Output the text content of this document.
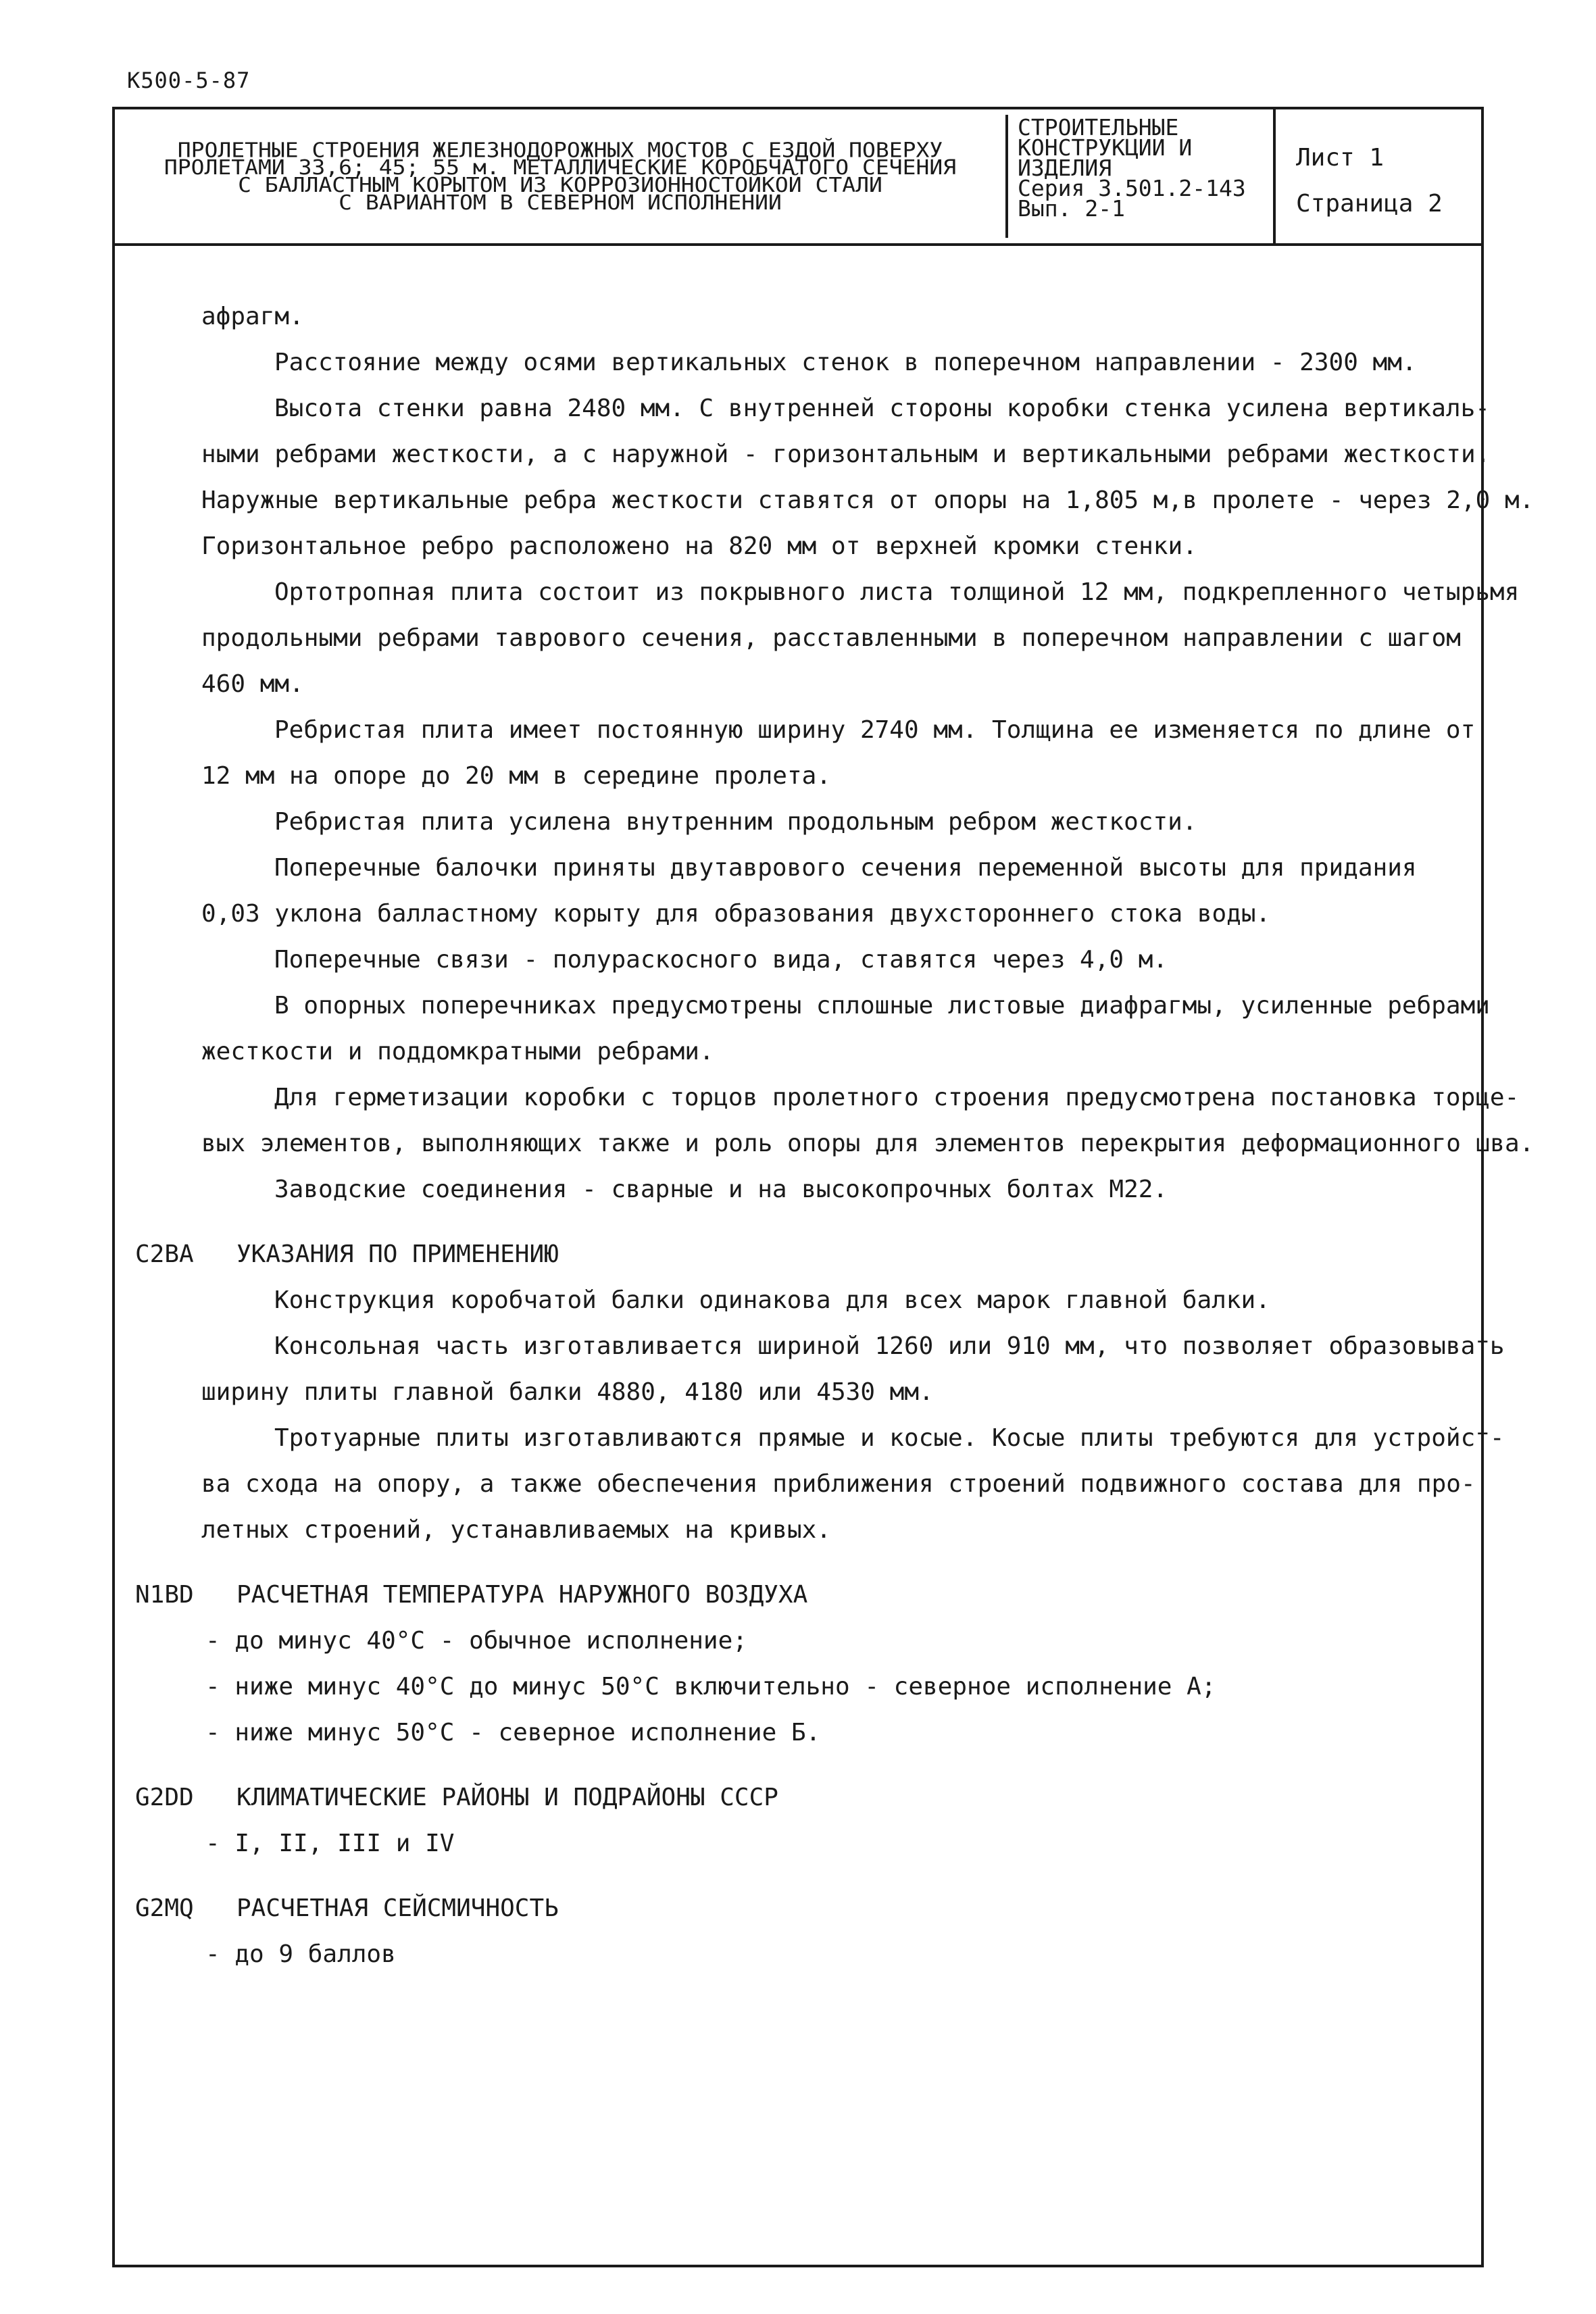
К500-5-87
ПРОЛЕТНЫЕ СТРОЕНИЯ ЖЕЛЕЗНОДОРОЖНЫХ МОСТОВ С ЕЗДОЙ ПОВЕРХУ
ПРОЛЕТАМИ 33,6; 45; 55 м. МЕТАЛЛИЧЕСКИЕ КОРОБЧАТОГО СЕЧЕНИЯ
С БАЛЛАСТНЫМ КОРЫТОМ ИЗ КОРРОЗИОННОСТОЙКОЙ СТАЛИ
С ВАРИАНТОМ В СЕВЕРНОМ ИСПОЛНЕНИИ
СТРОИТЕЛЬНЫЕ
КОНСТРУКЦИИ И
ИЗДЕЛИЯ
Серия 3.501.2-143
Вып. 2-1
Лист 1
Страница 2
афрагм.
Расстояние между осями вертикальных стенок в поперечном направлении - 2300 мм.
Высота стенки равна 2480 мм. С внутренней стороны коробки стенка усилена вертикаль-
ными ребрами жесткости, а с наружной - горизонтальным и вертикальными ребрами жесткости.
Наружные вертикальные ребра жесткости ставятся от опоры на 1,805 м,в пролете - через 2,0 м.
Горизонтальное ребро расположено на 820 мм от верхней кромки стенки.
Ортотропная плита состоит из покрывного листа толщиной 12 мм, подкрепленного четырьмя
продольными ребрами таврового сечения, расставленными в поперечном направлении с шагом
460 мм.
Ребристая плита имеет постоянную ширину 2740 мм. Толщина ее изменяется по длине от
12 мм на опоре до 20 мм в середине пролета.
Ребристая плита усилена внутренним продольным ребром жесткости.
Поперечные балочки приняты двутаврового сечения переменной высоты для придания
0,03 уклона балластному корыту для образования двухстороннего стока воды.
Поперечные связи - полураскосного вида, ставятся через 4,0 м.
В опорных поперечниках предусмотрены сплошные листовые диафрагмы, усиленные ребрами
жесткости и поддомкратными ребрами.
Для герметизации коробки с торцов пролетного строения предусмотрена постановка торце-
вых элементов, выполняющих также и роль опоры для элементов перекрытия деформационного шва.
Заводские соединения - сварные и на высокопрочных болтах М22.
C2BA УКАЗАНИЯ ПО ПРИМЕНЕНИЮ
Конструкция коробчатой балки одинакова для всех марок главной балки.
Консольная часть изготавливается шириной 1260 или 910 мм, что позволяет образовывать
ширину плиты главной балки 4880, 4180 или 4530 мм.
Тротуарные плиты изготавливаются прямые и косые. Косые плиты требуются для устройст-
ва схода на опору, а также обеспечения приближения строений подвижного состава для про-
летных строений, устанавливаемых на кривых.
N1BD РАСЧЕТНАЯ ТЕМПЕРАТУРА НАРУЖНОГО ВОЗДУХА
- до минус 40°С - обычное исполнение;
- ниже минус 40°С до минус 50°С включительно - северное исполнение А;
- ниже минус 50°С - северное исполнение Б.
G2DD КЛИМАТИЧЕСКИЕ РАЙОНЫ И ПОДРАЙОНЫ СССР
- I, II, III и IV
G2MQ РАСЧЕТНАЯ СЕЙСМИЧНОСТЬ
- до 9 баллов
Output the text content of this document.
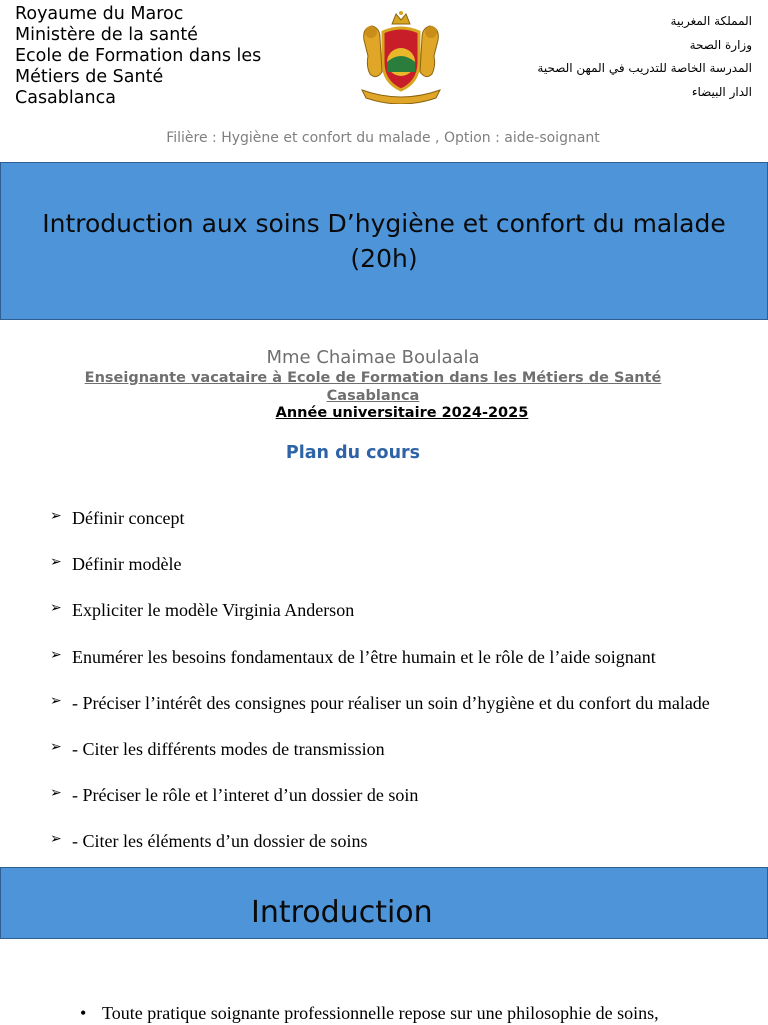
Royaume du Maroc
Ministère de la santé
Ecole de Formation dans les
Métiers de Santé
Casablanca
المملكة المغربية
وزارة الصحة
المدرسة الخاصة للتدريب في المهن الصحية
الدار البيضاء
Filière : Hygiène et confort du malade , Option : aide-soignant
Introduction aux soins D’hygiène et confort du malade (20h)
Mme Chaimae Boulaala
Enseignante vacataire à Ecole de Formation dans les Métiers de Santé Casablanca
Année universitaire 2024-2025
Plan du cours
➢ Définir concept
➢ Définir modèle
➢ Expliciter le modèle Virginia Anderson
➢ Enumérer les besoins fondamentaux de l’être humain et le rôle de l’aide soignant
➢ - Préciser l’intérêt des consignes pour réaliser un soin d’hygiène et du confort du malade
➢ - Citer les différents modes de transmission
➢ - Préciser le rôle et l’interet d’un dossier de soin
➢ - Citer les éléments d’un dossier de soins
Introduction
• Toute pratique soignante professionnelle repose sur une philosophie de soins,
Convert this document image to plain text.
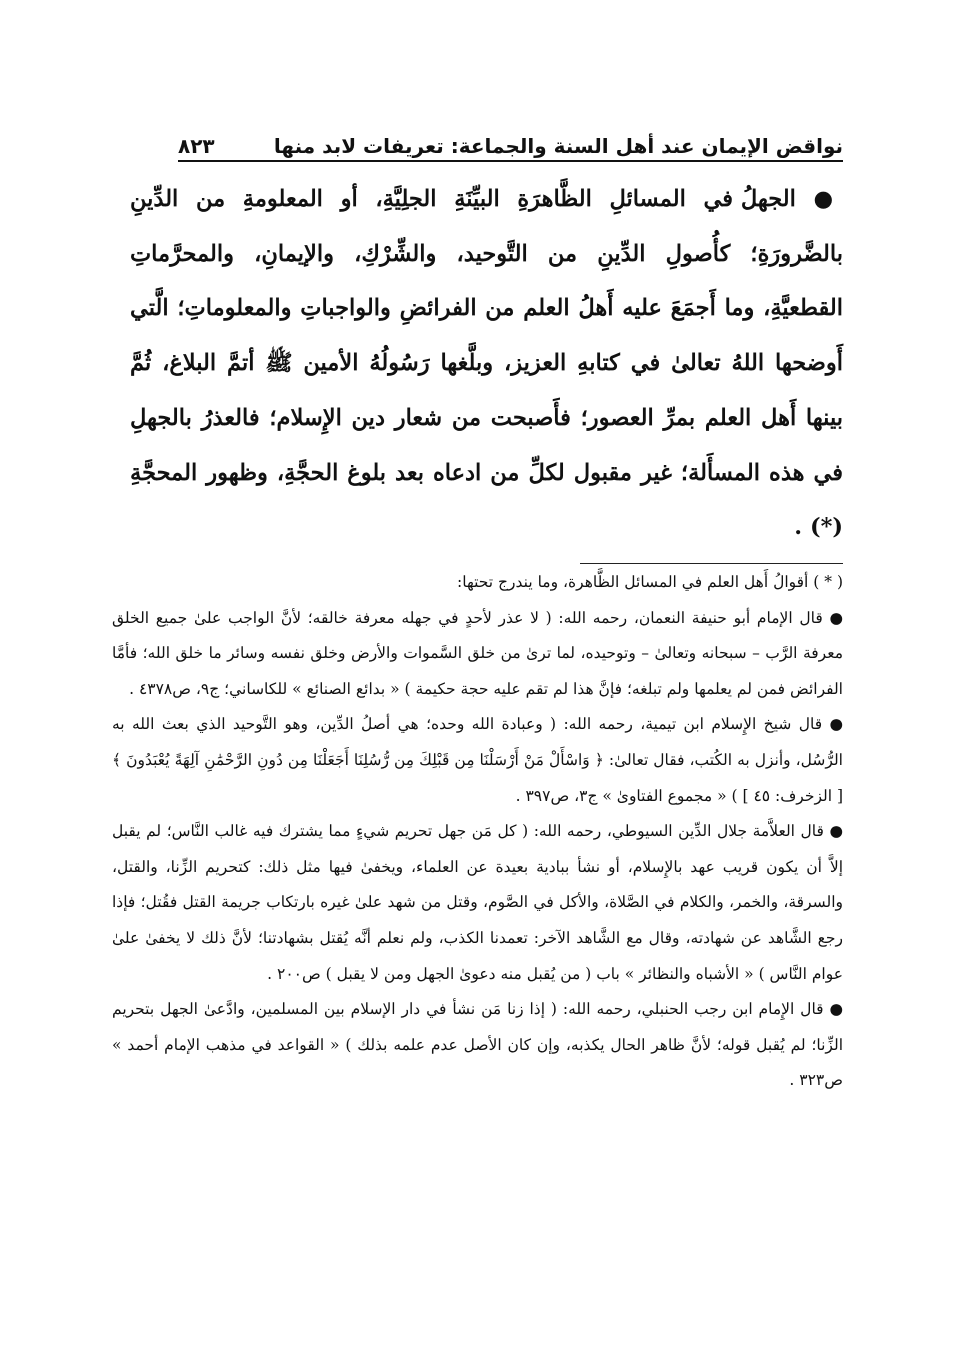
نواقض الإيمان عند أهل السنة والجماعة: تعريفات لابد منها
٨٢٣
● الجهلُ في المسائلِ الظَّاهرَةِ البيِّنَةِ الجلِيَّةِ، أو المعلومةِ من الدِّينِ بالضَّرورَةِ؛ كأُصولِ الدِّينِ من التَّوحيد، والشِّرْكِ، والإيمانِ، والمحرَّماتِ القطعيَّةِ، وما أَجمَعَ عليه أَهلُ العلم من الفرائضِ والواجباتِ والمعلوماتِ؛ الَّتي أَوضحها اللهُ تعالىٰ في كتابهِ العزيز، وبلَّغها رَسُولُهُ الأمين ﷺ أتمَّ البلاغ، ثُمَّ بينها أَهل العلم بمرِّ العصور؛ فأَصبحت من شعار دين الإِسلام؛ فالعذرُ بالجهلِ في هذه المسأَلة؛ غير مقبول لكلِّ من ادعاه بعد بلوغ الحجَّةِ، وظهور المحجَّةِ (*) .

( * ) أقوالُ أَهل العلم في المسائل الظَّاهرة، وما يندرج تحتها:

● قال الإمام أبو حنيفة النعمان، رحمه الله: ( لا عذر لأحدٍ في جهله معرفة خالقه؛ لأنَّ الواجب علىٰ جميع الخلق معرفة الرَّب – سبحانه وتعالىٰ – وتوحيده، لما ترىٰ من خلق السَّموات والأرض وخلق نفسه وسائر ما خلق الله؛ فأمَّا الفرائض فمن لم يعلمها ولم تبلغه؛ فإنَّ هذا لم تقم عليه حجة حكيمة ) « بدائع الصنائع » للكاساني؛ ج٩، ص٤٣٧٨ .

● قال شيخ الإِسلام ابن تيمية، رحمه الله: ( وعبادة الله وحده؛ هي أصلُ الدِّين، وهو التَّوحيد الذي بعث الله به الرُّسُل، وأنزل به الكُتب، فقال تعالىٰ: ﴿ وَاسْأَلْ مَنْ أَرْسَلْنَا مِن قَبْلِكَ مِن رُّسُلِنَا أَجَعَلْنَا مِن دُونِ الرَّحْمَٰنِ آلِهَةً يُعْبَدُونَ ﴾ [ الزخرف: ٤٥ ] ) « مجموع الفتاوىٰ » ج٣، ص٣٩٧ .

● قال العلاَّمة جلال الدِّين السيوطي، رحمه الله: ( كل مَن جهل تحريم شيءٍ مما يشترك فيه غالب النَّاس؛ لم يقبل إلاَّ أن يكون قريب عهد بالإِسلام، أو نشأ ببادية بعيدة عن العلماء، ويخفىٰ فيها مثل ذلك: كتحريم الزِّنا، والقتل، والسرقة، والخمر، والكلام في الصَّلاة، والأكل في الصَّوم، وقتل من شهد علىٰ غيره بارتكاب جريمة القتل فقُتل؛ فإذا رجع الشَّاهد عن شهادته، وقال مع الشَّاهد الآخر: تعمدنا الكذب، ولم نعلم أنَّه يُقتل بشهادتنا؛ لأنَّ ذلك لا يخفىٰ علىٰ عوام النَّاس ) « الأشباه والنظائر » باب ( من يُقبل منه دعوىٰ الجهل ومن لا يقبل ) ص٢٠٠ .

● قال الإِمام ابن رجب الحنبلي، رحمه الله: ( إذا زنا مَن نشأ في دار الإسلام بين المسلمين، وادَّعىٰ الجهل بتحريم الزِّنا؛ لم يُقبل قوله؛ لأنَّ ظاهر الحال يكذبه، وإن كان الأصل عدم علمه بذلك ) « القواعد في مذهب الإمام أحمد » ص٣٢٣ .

##########

Given task
Find the string "поперечном" in the entries above and return each line that holds it.

Finished exercise
Расстояние между осями вертикальных стенок в поперечном направлении - 2300 мм.
продольными ребрами таврового сечения, расставленными в поперечном направлении с шагом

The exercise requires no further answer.